PROBLEM DETAILS: Go through the entries below and copy each line containing the word "should".

DATA SUPPLIED:

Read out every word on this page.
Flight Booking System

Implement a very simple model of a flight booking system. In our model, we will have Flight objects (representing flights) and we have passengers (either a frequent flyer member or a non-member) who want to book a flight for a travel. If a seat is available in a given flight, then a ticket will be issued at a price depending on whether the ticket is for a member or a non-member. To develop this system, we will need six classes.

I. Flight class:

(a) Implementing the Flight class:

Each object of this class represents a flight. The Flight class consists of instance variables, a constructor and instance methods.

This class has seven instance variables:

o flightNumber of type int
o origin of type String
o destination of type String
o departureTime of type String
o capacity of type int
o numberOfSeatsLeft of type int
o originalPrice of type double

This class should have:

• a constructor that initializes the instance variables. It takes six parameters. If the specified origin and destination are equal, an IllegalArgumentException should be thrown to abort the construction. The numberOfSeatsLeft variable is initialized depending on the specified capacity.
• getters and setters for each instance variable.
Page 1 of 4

THE REPLY:
This class should have:
• a constructor that initializes the instance variables. It takes six parameters. If the specified origin and destination are equal, an IllegalArgumentException should be thrown to abort the construction. The numberOfSeatsLeft variable is initialized depending on the specified capacity.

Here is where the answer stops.